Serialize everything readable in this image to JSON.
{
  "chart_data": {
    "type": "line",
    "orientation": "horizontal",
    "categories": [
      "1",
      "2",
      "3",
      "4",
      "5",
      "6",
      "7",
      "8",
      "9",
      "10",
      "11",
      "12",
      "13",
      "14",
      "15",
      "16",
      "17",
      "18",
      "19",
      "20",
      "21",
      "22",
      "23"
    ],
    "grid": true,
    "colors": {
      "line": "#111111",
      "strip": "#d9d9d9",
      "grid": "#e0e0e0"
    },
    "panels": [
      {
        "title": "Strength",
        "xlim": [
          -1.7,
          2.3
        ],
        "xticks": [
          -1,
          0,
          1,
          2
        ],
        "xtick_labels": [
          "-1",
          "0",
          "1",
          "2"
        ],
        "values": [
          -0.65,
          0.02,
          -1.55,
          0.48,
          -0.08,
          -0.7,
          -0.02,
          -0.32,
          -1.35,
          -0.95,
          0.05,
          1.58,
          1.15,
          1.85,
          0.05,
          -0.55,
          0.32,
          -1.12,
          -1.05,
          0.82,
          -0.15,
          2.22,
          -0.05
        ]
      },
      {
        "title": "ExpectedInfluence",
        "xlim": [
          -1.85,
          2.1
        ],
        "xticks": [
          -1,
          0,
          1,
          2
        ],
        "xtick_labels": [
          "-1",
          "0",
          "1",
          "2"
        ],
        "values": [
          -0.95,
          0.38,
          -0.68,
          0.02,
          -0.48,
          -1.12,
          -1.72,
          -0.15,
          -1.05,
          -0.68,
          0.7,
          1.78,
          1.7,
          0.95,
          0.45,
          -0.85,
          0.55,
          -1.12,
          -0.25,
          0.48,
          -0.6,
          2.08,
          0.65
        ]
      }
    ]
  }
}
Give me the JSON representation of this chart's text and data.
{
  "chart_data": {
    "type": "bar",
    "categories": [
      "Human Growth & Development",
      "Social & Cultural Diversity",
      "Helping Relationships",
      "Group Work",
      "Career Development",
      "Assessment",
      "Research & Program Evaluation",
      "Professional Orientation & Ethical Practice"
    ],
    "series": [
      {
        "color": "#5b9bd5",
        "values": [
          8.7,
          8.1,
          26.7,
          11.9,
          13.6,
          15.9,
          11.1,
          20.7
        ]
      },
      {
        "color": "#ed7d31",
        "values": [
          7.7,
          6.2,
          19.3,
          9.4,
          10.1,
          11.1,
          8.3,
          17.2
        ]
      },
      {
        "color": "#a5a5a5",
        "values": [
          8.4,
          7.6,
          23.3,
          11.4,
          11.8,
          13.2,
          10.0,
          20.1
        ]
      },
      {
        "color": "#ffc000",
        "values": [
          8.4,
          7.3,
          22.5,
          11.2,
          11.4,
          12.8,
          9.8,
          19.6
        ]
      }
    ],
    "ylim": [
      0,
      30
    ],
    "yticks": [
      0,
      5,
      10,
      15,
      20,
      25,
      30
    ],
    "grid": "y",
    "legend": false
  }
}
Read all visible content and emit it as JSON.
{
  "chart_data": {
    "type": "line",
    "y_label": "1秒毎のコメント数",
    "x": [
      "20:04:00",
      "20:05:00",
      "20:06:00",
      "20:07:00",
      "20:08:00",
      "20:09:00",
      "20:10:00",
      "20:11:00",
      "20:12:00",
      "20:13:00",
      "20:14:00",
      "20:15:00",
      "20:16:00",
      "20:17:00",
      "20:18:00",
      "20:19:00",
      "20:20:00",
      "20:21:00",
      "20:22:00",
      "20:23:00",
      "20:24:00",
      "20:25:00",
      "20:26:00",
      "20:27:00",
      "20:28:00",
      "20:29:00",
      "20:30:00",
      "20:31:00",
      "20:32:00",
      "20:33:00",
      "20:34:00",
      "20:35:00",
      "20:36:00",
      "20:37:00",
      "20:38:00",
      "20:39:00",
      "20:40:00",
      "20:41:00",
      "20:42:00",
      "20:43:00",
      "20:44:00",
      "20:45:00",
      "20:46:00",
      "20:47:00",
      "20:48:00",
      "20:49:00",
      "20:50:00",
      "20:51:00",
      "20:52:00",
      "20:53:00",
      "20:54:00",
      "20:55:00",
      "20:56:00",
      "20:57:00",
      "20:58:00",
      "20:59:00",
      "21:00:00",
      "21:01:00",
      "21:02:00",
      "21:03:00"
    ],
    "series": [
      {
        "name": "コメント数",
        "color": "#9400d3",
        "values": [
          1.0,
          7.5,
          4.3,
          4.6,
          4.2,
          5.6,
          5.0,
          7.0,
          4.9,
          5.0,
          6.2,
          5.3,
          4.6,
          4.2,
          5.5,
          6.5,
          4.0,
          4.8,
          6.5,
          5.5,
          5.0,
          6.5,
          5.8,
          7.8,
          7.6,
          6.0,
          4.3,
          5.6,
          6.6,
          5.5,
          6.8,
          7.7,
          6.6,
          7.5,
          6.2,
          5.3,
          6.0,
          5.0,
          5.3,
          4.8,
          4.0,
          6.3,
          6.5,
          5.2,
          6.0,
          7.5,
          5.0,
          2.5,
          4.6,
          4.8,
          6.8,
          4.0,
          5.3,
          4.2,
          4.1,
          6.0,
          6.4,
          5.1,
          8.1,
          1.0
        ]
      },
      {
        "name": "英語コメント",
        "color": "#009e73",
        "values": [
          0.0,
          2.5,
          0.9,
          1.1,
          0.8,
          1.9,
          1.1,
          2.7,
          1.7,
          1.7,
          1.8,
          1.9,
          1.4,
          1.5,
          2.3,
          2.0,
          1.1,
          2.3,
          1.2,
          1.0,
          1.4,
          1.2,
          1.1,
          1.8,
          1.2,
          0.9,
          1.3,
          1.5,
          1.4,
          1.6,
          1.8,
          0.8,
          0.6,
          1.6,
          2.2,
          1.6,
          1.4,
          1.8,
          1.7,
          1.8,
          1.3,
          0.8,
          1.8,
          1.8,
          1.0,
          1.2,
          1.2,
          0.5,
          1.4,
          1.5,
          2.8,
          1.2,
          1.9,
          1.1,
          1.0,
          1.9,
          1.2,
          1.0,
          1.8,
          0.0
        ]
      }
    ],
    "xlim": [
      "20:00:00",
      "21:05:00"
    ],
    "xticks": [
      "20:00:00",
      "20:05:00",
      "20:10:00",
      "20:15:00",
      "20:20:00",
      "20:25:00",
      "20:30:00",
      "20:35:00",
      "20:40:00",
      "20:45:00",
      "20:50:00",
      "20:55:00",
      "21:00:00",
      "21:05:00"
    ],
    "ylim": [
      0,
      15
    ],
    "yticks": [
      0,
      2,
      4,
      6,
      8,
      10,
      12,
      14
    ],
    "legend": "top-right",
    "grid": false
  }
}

### WHAT IS EXPECTED
Transcribe the data. Leave every line exactly as it is.

### TASK RESPONSE
Serialize everything readable in this image to JSON.
{
  "chart_data": {
    "type": "line",
    "orientation": "horizontal",
    "categories": [
      "1",
      "2",
      "3",
      "4",
      "5",
      "6",
      "7",
      "8",
      "9",
      "10",
      "11",
      "12",
      "13",
      "14",
      "15",
      "16",
      "17",
      "18",
      "19",
      "20",
      "21",
      "22",
      "23"
    ],
    "grid": true,
    "colors": {
      "line": "#111111",
      "strip": "#d9d9d9",
      "grid": "#e0e0e0"
    },
    "panels": [
      {
        "title": "Strength",
        "xlim": [
          -1.7,
          2.3
        ],
        "xticks": [
          -1,
          0,
          1,
          2
        ],
        "xtick_labels": [
          "-1",
          "0",
          "1",
          "2"
        ],
        "values": [
          -0.65,
          0.02,
          -1.55,
          0.48,
          -0.08,
          -0.7,
          -0.02,
          -0.32,
          -1.35,
          -0.95,
          0.05,
          1.58,
          1.15,
          1.85,
          0.05,
          -0.55,
          0.32,
          -1.12,
          -1.05,
          0.82,
          -0.15,
          2.22,
          -0.05
        ]
      },
      {
        "title": "ExpectedInfluence",
        "xlim": [
          -1.85,
          2.1
        ],
        "xticks": [
          -1,
          0,
          1,
          2
        ],
        "xtick_labels": [
          "-1",
          "0",
          "1",
          "2"
        ],
        "values": [
          -0.95,
          0.38,
          -0.68,
          0.02,
          -0.48,
          -1.12,
          -1.72,
          -0.15,
          -1.05,
          -0.68,
          0.7,
          1.78,
          1.7,
          0.95,
          0.45,
          -0.85,
          0.55,
          -1.12,
          -0.25,
          0.48,
          -0.6,
          2.08,
          0.65
        ]
      }
    ]
  }
}
Give me the JSON representation of this chart's text and data.
{
  "chart_data": {
    "type": "bar",
    "categories": [
      "Human Growth & Development",
      "Social & Cultural Diversity",
      "Helping Relationships",
      "Group Work",
      "Career Development",
      "Assessment",
      "Research & Program Evaluation",
      "Professional Orientation & Ethical Practice"
    ],
    "series": [
      {
        "color": "#5b9bd5",
        "values": [
          8.7,
          8.1,
          26.7,
          11.9,
          13.6,
          15.9,
          11.1,
          20.7
        ]
      },
      {
        "color": "#ed7d31",
        "values": [
          7.7,
          6.2,
          19.3,
          9.4,
          10.1,
          11.1,
          8.3,
          17.2
        ]
      },
      {
        "color": "#a5a5a5",
        "values": [
          8.4,
          7.6,
          23.3,
          11.4,
          11.8,
          13.2,
          10.0,
          20.1
        ]
      },
      {
        "color": "#ffc000",
        "values": [
          8.4,
          7.3,
          22.5,
          11.2,
          11.4,
          12.8,
          9.8,
          19.6
        ]
      }
    ],
    "ylim": [
      0,
      30
    ],
    "yticks": [
      0,
      5,
      10,
      15,
      20,
      25,
      30
    ],
    "grid": "y",
    "legend": false
  }
}
Read all visible content and emit it as JSON.
{
  "chart_data": {
    "type": "line",
    "y_label": "1秒毎のコメント数",
    "x": [
      "20:04:00",
      "20:05:00",
      "20:06:00",
      "20:07:00",
      "20:08:00",
      "20:09:00",
      "20:10:00",
      "20:11:00",
      "20:12:00",
      "20:13:00",
      "20:14:00",
      "20:15:00",
      "20:16:00",
      "20:17:00",
      "20:18:00",
      "20:19:00",
      "20:20:00",
      "20:21:00",
      "20:22:00",
      "20:23:00",
      "20:24:00",
      "20:25:00",
      "20:26:00",
      "20:27:00",
      "20:28:00",
      "20:29:00",
      "20:30:00",
      "20:31:00",
      "20:32:00",
      "20:33:00",
      "20:34:00",
      "20:35:00",
      "20:36:00",
      "20:37:00",
      "20:38:00",
      "20:39:00",
      "20:40:00",
      "20:41:00",
      "20:42:00",
      "20:43:00",
      "20:44:00",
      "20:45:00",
      "20:46:00",
      "20:47:00",
      "20:48:00",
      "20:49:00",
      "20:50:00",
      "20:51:00",
      "20:52:00",
      "20:53:00",
      "20:54:00",
      "20:55:00",
      "20:56:00",
      "20:57:00",
      "20:58:00",
      "20:59:00",
      "21:00:00",
      "21:01:00",
      "21:02:00",
      "21:03:00"
    ],
    "series": [
      {
        "name": "コメント数",
        "color": "#9400d3",
        "values": [
          1.0,
          7.5,
          4.3,
          4.6,
          4.2,
          5.6,
          5.0,
          7.0,
          4.9,
          5.0,
          6.2,
          5.3,
          4.6,
          4.2,
          5.5,
          6.5,
          4.0,
          4.8,
          6.5,
          5.5,
          5.0,
          6.5,
          5.8,
          7.8,
          7.6,
          6.0,
          4.3,
          5.6,
          6.6,
          5.5,
          6.8,
          7.7,
          6.6,
          7.5,
          6.2,
          5.3,
          6.0,
          5.0,
          5.3,
          4.8,
          4.0,
          6.3,
          6.5,
          5.2,
          6.0,
          7.5,
          5.0,
          2.5,
          4.6,
          4.8,
          6.8,
          4.0,
          5.3,
          4.2,
          4.1,
          6.0,
          6.4,
          5.1,
          8.1,
          1.0
        ]
      },
      {
        "name": "英語コメント",
        "color": "#009e73",
        "values": [
          0.0,
          2.5,
          0.9,
          1.1,
          0.8,
          1.9,
          1.1,
          2.7,
          1.7,
          1.7,
          1.8,
          1.9,
          1.4,
          1.5,
          2.3,
          2.0,
          1.1,
          2.3,
          1.2,
          1.0,
          1.4,
          1.2,
          1.1,
          1.8,
          1.2,
          0.9,
          1.3,
          1.5,
          1.4,
          1.6,
          1.8,
          0.8,
          0.6,
          1.6,
          2.2,
          1.6,
          1.4,
          1.8,
          1.7,
          1.8,
          1.3,
          0.8,
          1.8,
          1.8,
          1.0,
          1.2,
          1.2,
          0.5,
          1.4,
          1.5,
          2.8,
          1.2,
          1.9,
          1.1,
          1.0,
          1.9,
          1.2,
          1.0,
          1.8,
          0.0
        ]
      }
    ],
    "xlim": [
      "20:00:00",
      "21:05:00"
    ],
    "xticks": [
      "20:00:00",
      "20:05:00",
      "20:10:00",
      "20:15:00",
      "20:20:00",
      "20:25:00",
      "20:30:00",
      "20:35:00",
      "20:40:00",
      "20:45:00",
      "20:50:00",
      "20:55:00",
      "21:00:00",
      "21:05:00"
    ],
    "ylim": [
      0,
      15
    ],
    "yticks": [
      0,
      2,
      4,
      6,
      8,
      10,
      12,
      14
    ],
    "legend": "top-right",
    "grid": false
  }
}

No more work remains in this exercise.